Data extracted from a collection:
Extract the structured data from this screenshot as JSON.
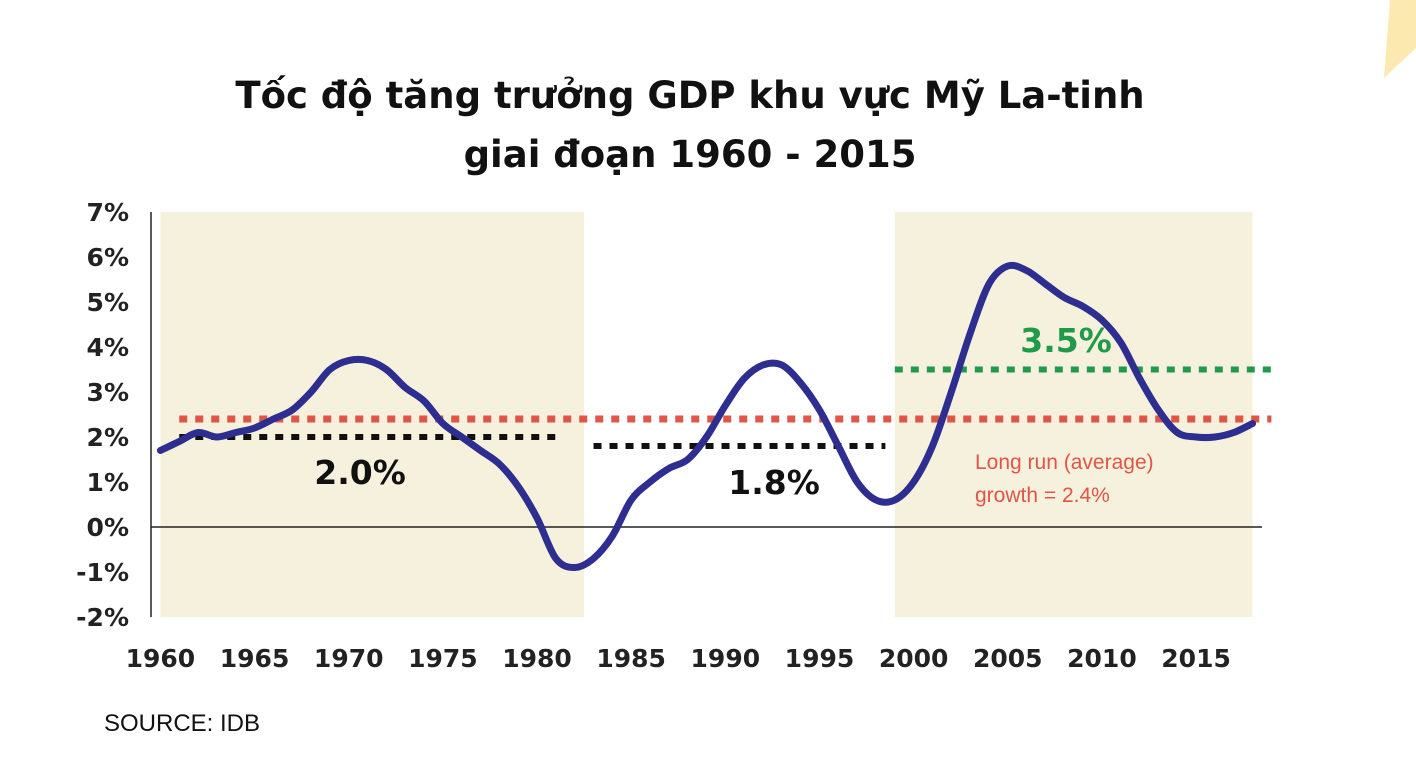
{
  "title_line1": "Tốc độ tăng trưởng GDP khu vực Mỹ La-tinh",
  "title_line2": "giai đoạn 1960 - 2015",
  "source": "SOURCE: IDB",
  "colors": {
    "line": "#2d2e8f",
    "shade": "#f6f1dd",
    "average": "#e05546",
    "period_avg": "#111111",
    "recent_avg": "#1e9a4a",
    "corner": "#fbe9b0"
  },
  "chart_data": {
    "type": "line",
    "title": "Tốc độ tăng trưởng GDP khu vực Mỹ La-tinh giai đoạn 1960 - 2015",
    "xlabel": "",
    "ylabel": "",
    "xlim": [
      1959.5,
      2018.5
    ],
    "ylim": [
      -2,
      7
    ],
    "x_ticks": [
      1960,
      1965,
      1970,
      1975,
      1980,
      1985,
      1990,
      1995,
      2000,
      2005,
      2010,
      2015
    ],
    "y_ticks": [
      -2,
      -1,
      0,
      1,
      2,
      3,
      4,
      5,
      6,
      7
    ],
    "y_tick_labels": [
      "-2%",
      "-1%",
      "0%",
      "1%",
      "2%",
      "3%",
      "4%",
      "5%",
      "6%",
      "7%"
    ],
    "grid": false,
    "series": [
      {
        "x": [
          1960,
          1961,
          1962,
          1963,
          1964,
          1965,
          1966,
          1967,
          1968,
          1969,
          1970,
          1971,
          1972,
          1973,
          1974,
          1975,
          1976,
          1977,
          1978,
          1979,
          1980,
          1981,
          1982,
          1983,
          1984,
          1985,
          1986,
          1987,
          1988,
          1989,
          1990,
          1991,
          1992,
          1993,
          1994,
          1995,
          1996,
          1997,
          1998,
          1999,
          2000,
          2001,
          2002,
          2003,
          2004,
          2005,
          2006,
          2007,
          2008,
          2009,
          2010,
          2011,
          2012,
          2013,
          2014,
          2015,
          2016,
          2017,
          2018
        ],
        "values": [
          1.7,
          1.9,
          2.1,
          2.0,
          2.1,
          2.2,
          2.4,
          2.6,
          3.0,
          3.5,
          3.7,
          3.7,
          3.5,
          3.1,
          2.8,
          2.3,
          2.0,
          1.7,
          1.4,
          0.9,
          0.2,
          -0.7,
          -0.9,
          -0.7,
          -0.2,
          0.6,
          1.0,
          1.3,
          1.5,
          2.0,
          2.7,
          3.3,
          3.6,
          3.6,
          3.2,
          2.6,
          1.8,
          1.0,
          0.6,
          0.6,
          1.0,
          1.8,
          3.0,
          4.3,
          5.4,
          5.8,
          5.7,
          5.4,
          5.1,
          4.9,
          4.6,
          4.1,
          3.3,
          2.6,
          2.1,
          2.0,
          2.0,
          2.1,
          2.3
        ]
      }
    ],
    "shaded_periods": [
      {
        "from": 1960,
        "to": 1982.5
      },
      {
        "from": 1999,
        "to": 2018
      }
    ],
    "reference_lines": [
      {
        "value": 2.4,
        "from": 1961,
        "to": 2019,
        "style": "dotted",
        "color_key": "average"
      },
      {
        "value": 2.0,
        "from": 1961,
        "to": 1981,
        "style": "dotted",
        "color_key": "period_avg"
      },
      {
        "value": 1.8,
        "from": 1983,
        "to": 1998.5,
        "style": "dotted",
        "color_key": "period_avg"
      },
      {
        "value": 3.5,
        "from": 1999,
        "to": 2019,
        "style": "dotted",
        "color_key": "recent_avg"
      }
    ],
    "annotations": [
      {
        "text": "2.0%",
        "color_key": "period_avg"
      },
      {
        "text": "1.8%",
        "color_key": "period_avg"
      },
      {
        "text": "3.5%",
        "color_key": "recent_avg"
      },
      {
        "text": "Long run (average)",
        "color_key": "average"
      },
      {
        "text": "growth = 2.4%",
        "color_key": "average"
      }
    ]
  }
}
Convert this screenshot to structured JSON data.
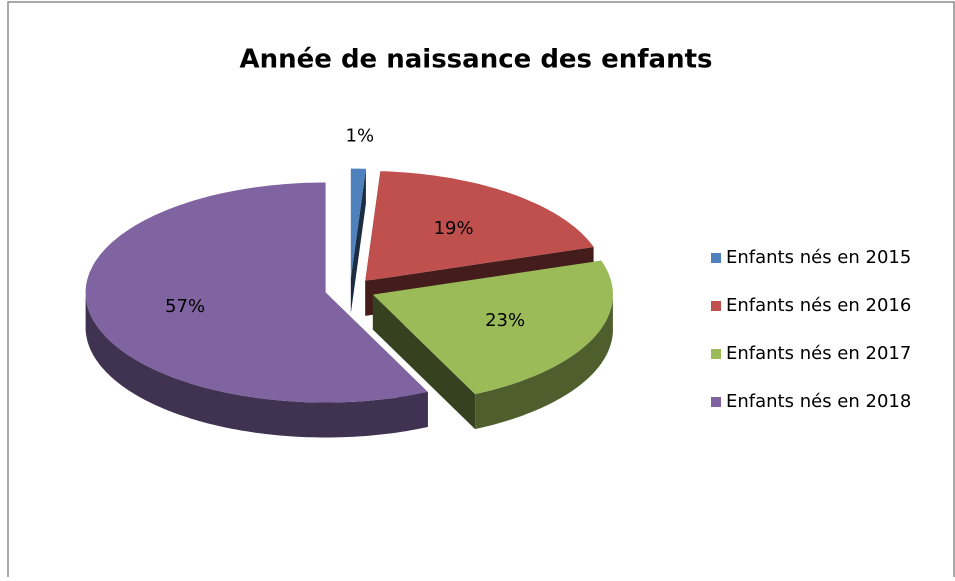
{
  "chart_data": {
    "type": "pie",
    "title": "Année de naissance des enfants",
    "categories": [
      "Enfants nés en 2015",
      "Enfants nés en 2016",
      "Enfants nés en 2017",
      "Enfants nés en 2018"
    ],
    "values": [
      1,
      19,
      23,
      57
    ],
    "value_labels": [
      "1%",
      "19%",
      "23%",
      "57%"
    ],
    "colors": [
      "#4f81bd",
      "#c0504d",
      "#9bbb59",
      "#8064a2"
    ],
    "legend": "right"
  }
}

◆ What to do
Your task is to copy word for word the lines from the line containing "Convert this screenshot" to the end of the listing, both included, and to drop any pictures.

◆ Solution to the exercise
Convert this screenshot to structured JSON data.
{
  "chart_data": {
    "type": "pie",
    "title": "Année de naissance des enfants",
    "categories": [
      "Enfants nés en 2015",
      "Enfants nés en 2016",
      "Enfants nés en 2017",
      "Enfants nés en 2018"
    ],
    "values": [
      1,
      19,
      23,
      57
    ],
    "value_labels": [
      "1%",
      "19%",
      "23%",
      "57%"
    ],
    "colors": [
      "#4f81bd",
      "#c0504d",
      "#9bbb59",
      "#8064a2"
    ],
    "legend": "right"
  }
}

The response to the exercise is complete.